Spatial layout entries
=======
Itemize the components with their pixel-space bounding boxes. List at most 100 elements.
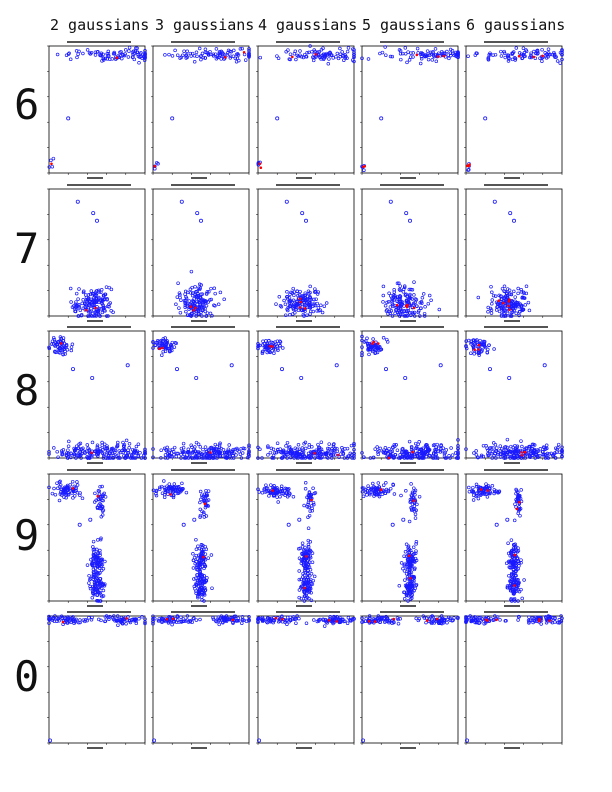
data-point <box>419 56 424 61</box>
data-point <box>167 52 171 57</box>
data-point <box>492 453 496 458</box>
data-point <box>552 50 556 55</box>
data-point <box>366 57 371 61</box>
data-point <box>57 346 62 351</box>
data-point-outlier <box>403 375 408 380</box>
data-point <box>219 49 224 54</box>
data-point <box>247 47 251 51</box>
gaussian-center <box>327 619 331 622</box>
data-point <box>486 453 490 458</box>
panel-6-2 <box>47 41 147 179</box>
data-point <box>256 344 260 349</box>
data-point <box>167 346 171 351</box>
data-point <box>196 286 201 290</box>
data-point <box>453 52 458 57</box>
data-point <box>409 287 413 292</box>
data-point <box>271 453 276 458</box>
data-point <box>362 340 367 344</box>
data-point <box>261 349 265 353</box>
data-point <box>247 443 251 448</box>
x-caption-mark <box>87 177 103 179</box>
data-point <box>346 454 350 458</box>
data-point <box>360 338 364 343</box>
data-point <box>464 344 468 348</box>
gaussian-center <box>84 308 88 312</box>
data-point <box>247 52 251 57</box>
data-point <box>466 54 470 58</box>
plot-frame <box>465 188 563 317</box>
plot-caption-mark <box>67 469 131 471</box>
data-point <box>179 298 183 302</box>
data-point <box>526 300 531 305</box>
data-point-outlier <box>300 211 305 216</box>
data-point <box>489 284 493 289</box>
data-point <box>523 303 528 307</box>
data-point <box>502 456 506 460</box>
data-point <box>138 451 142 455</box>
data-point <box>268 450 273 455</box>
points-layer <box>360 334 460 460</box>
data-point <box>411 311 415 316</box>
gaussian-center <box>158 347 161 351</box>
data-point <box>185 304 189 309</box>
gaussian-center <box>517 54 521 58</box>
data-point <box>75 480 79 484</box>
data-point <box>533 56 538 60</box>
data-point <box>496 451 500 455</box>
data-point <box>329 453 334 457</box>
data-point <box>483 345 488 350</box>
data-point <box>485 446 489 450</box>
data-point <box>111 310 115 315</box>
data-point <box>277 295 282 299</box>
data-point <box>311 58 316 63</box>
data-point-outlier <box>492 199 497 204</box>
data-point <box>456 438 460 442</box>
data-point <box>105 450 109 455</box>
data-point <box>499 294 503 298</box>
data-point <box>98 53 102 57</box>
data-point <box>102 442 107 447</box>
data-point <box>269 446 274 451</box>
data-point <box>62 347 66 351</box>
data-point <box>77 49 81 54</box>
data-point <box>74 444 79 448</box>
data-point-outlier <box>438 363 443 368</box>
data-point <box>235 448 240 452</box>
plot-caption-mark <box>380 611 444 613</box>
data-point <box>331 56 335 60</box>
data-point <box>512 56 517 60</box>
points-layer <box>256 338 356 460</box>
data-point <box>400 447 404 452</box>
data-point <box>195 302 200 307</box>
data-point <box>234 52 239 57</box>
column-header-6: 6 gaussians <box>466 16 566 34</box>
data-point <box>388 54 393 59</box>
data-point <box>306 451 311 456</box>
data-point <box>92 451 96 456</box>
data-point <box>196 449 201 454</box>
data-point <box>81 306 86 310</box>
data-point <box>69 348 74 353</box>
data-point <box>502 314 506 318</box>
gaussian-center <box>165 617 169 621</box>
data-point <box>338 46 342 51</box>
data-point <box>516 451 520 455</box>
data-point <box>86 296 91 301</box>
data-point <box>317 309 321 313</box>
data-point <box>412 453 416 457</box>
data-point <box>418 61 423 66</box>
points-layer <box>47 479 108 603</box>
data-point <box>67 51 71 56</box>
data-point <box>475 344 480 349</box>
data-point <box>72 452 77 457</box>
data-point <box>66 448 70 452</box>
data-point <box>74 291 79 296</box>
data-point <box>212 286 217 291</box>
data-point <box>56 455 60 459</box>
data-point <box>373 447 377 451</box>
data-point <box>193 284 197 289</box>
data-point <box>202 453 206 458</box>
data-point <box>493 52 498 57</box>
data-point <box>409 444 414 449</box>
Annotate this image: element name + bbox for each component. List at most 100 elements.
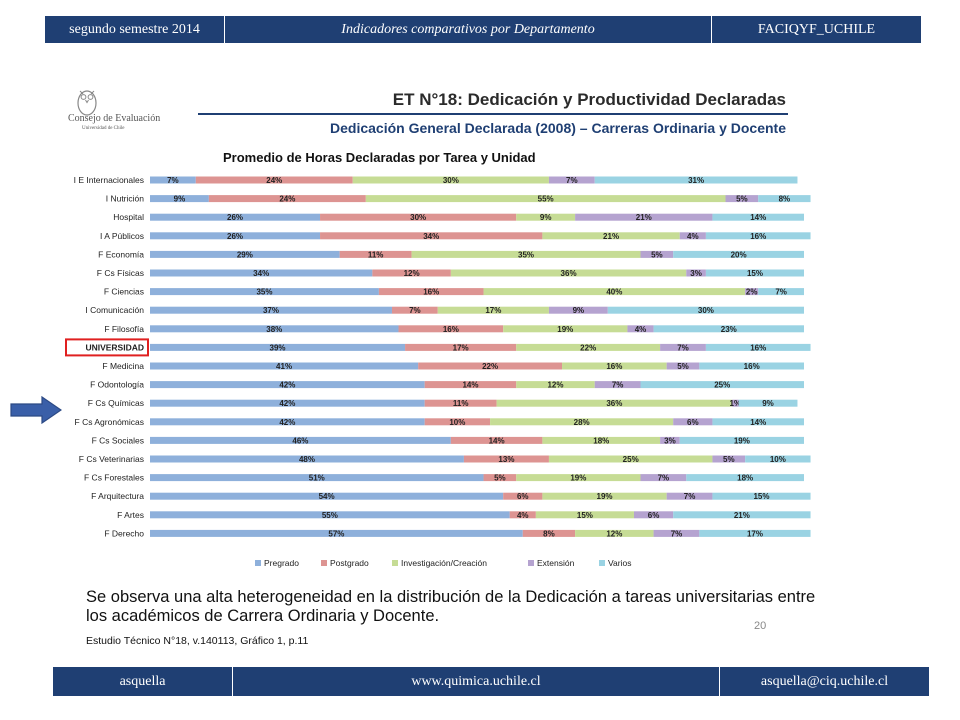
bar-segment (150, 325, 399, 333)
bar-segment (535, 511, 634, 519)
category-label: UNIVERSIDAD (85, 342, 144, 352)
data-label: 7% (671, 529, 683, 538)
data-label: 35% (256, 288, 272, 297)
data-label: 13% (498, 455, 514, 464)
bar-segment (503, 492, 543, 500)
bar-segment (150, 269, 373, 277)
slide-page-number: 20 (754, 620, 767, 632)
data-label: 9% (573, 306, 585, 315)
bar-segment (712, 418, 804, 426)
bar-segment (411, 250, 641, 258)
data-label: 22% (482, 362, 498, 371)
data-label: 21% (734, 511, 750, 520)
bar-segment (339, 250, 412, 258)
data-label: 12% (606, 529, 622, 538)
data-label: 6% (517, 492, 529, 501)
data-label: 10% (449, 418, 465, 427)
bar-segment (745, 288, 759, 296)
bar-segment (450, 436, 543, 444)
footer-email: asquella@ciq.uchile.cl (760, 673, 889, 689)
bar-segment (150, 362, 419, 370)
bar-segment (660, 436, 680, 444)
category-label: F Derecho (104, 528, 144, 538)
category-label: I Comunicación (85, 305, 144, 315)
bar-segment (666, 492, 713, 500)
bar-segment (627, 325, 654, 333)
bar-segment (150, 381, 425, 389)
data-label: 4% (687, 232, 699, 241)
bar-segment (575, 529, 654, 537)
data-label: 37% (263, 306, 279, 315)
data-label: 7% (612, 381, 624, 390)
data-label: 30% (443, 176, 459, 185)
bar-segment (516, 213, 576, 221)
header-organization: FACIQYF_UCHILE (757, 21, 876, 37)
data-label: 11% (368, 250, 384, 259)
header-title: Indicadores comparativos por Departament… (225, 16, 712, 43)
bar-segment (522, 529, 576, 537)
category-label: F Cs Forestales (84, 473, 144, 483)
data-label: 38% (266, 325, 282, 334)
data-label: 7% (658, 474, 670, 483)
bar-segment (320, 213, 517, 221)
bar-segment (758, 195, 811, 203)
data-label: 57% (328, 529, 344, 538)
bar-segment (463, 455, 549, 463)
data-label: 9% (540, 213, 552, 222)
category-label: Hospital (113, 212, 144, 222)
data-label: 16% (423, 288, 439, 297)
legend-swatch (321, 560, 327, 566)
data-label: 15% (753, 492, 769, 501)
data-label: 26% (227, 232, 243, 241)
bar-segment (483, 288, 746, 296)
bar-segment (150, 213, 321, 221)
data-label: 19% (734, 436, 750, 445)
legend-label: Pregrado (264, 558, 299, 568)
bar-segment (673, 250, 804, 258)
bar-segment (150, 529, 523, 537)
bar-segment (150, 176, 196, 184)
data-label: 12% (404, 269, 420, 278)
legend-swatch (255, 560, 261, 566)
data-label: 25% (714, 381, 730, 390)
bar-segment (437, 306, 549, 314)
legend-swatch (392, 560, 398, 566)
category-label: F Arquitectura (91, 491, 144, 501)
data-label: 4% (517, 511, 529, 520)
legend-swatch (599, 560, 605, 566)
data-label: 51% (309, 474, 325, 483)
bar-segment (150, 418, 425, 426)
data-label: 41% (276, 362, 292, 371)
legend-label: Investigación/Creación (401, 558, 487, 568)
bar-segment (673, 511, 811, 519)
chart-legend: Pregrado Postgrado Investigación/Creación E… (255, 558, 631, 568)
data-label: 16% (750, 232, 766, 241)
data-label: 30% (698, 306, 714, 315)
bar-segment (705, 343, 811, 351)
data-label: 7% (167, 176, 179, 185)
category-label: F Artes (117, 510, 144, 520)
data-label: 6% (648, 511, 660, 520)
bar-segment (640, 381, 804, 389)
data-label: 42% (279, 418, 295, 427)
bar-segment (150, 288, 379, 296)
legend-label: Varios (608, 558, 631, 568)
data-label: 29% (237, 250, 253, 259)
category-label: F Cs Físicas (97, 268, 144, 278)
bar-segment (633, 511, 674, 519)
data-label: 6% (687, 418, 699, 427)
bar-segment (150, 474, 484, 482)
data-label: 5% (677, 362, 689, 371)
data-label: 23% (721, 325, 737, 334)
bar-segment (562, 362, 667, 370)
category-label: F Cs Agronómicas (75, 417, 144, 427)
bar-segment (496, 399, 733, 407)
data-label: 48% (299, 455, 315, 464)
bar-segment (640, 250, 674, 258)
data-label: 34% (253, 269, 269, 278)
data-label: 7% (775, 288, 787, 297)
bar-segment (378, 288, 484, 296)
category-label: F Filosofía (104, 324, 144, 334)
data-label: 26% (227, 213, 243, 222)
data-label: 34% (423, 232, 439, 241)
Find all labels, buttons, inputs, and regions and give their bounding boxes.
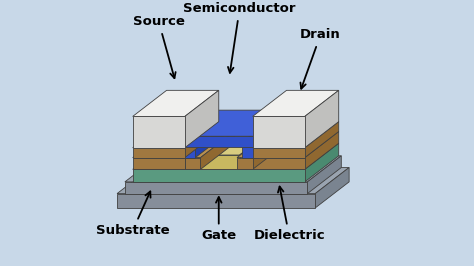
Polygon shape xyxy=(125,182,308,194)
Polygon shape xyxy=(242,142,258,158)
Polygon shape xyxy=(305,132,339,169)
Polygon shape xyxy=(180,136,258,147)
Polygon shape xyxy=(253,117,305,148)
Polygon shape xyxy=(185,90,219,148)
Polygon shape xyxy=(237,132,287,158)
Text: Substrate: Substrate xyxy=(96,192,170,237)
Polygon shape xyxy=(305,122,339,158)
Text: Source: Source xyxy=(133,15,185,78)
Polygon shape xyxy=(133,158,185,169)
Polygon shape xyxy=(253,148,305,158)
Polygon shape xyxy=(192,129,273,155)
Polygon shape xyxy=(180,110,292,136)
Polygon shape xyxy=(117,168,349,194)
Polygon shape xyxy=(258,110,292,147)
Polygon shape xyxy=(185,132,219,169)
Polygon shape xyxy=(253,90,339,117)
Polygon shape xyxy=(185,132,234,158)
Polygon shape xyxy=(258,116,292,158)
Polygon shape xyxy=(242,116,292,142)
Polygon shape xyxy=(250,158,305,169)
Polygon shape xyxy=(133,148,185,158)
Polygon shape xyxy=(133,143,339,169)
Polygon shape xyxy=(133,122,219,148)
Polygon shape xyxy=(305,90,339,148)
Polygon shape xyxy=(201,132,234,169)
Text: Semiconductor: Semiconductor xyxy=(183,2,296,73)
Polygon shape xyxy=(117,194,315,208)
Polygon shape xyxy=(315,168,349,208)
Polygon shape xyxy=(180,142,195,158)
Text: Gate: Gate xyxy=(201,197,237,242)
Polygon shape xyxy=(192,155,240,169)
Polygon shape xyxy=(133,169,305,182)
Polygon shape xyxy=(237,158,253,169)
Polygon shape xyxy=(305,143,339,182)
Polygon shape xyxy=(185,122,219,158)
Polygon shape xyxy=(195,116,229,158)
Polygon shape xyxy=(253,132,287,169)
Text: Dielectric: Dielectric xyxy=(253,186,325,242)
Polygon shape xyxy=(133,132,219,158)
Polygon shape xyxy=(240,129,273,169)
Polygon shape xyxy=(133,117,185,148)
Polygon shape xyxy=(250,132,339,158)
Polygon shape xyxy=(253,122,339,148)
Polygon shape xyxy=(308,156,341,194)
Text: Drain: Drain xyxy=(300,28,341,89)
Polygon shape xyxy=(125,156,341,182)
Polygon shape xyxy=(185,158,201,169)
Polygon shape xyxy=(180,116,229,142)
Polygon shape xyxy=(133,90,219,117)
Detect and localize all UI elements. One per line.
=======
• _REQUIREMENT_:
Quote the listing's lines between the one holding "Polygon shape xyxy=(125,182,308,194)" and the one holding "Text: Source: Source xyxy=(133,15,185,78)", both included.

• _THE SOLUTION_:
Polygon shape xyxy=(125,182,308,194)
Polygon shape xyxy=(242,142,258,158)
Polygon shape xyxy=(305,132,339,169)
Polygon shape xyxy=(180,136,258,147)
Polygon shape xyxy=(253,117,305,148)
Polygon shape xyxy=(185,90,219,148)
Polygon shape xyxy=(237,132,287,158)
Text: Substrate: Substrate xyxy=(96,192,170,237)
Polygon shape xyxy=(305,122,339,158)
Text: Source: Source xyxy=(133,15,185,78)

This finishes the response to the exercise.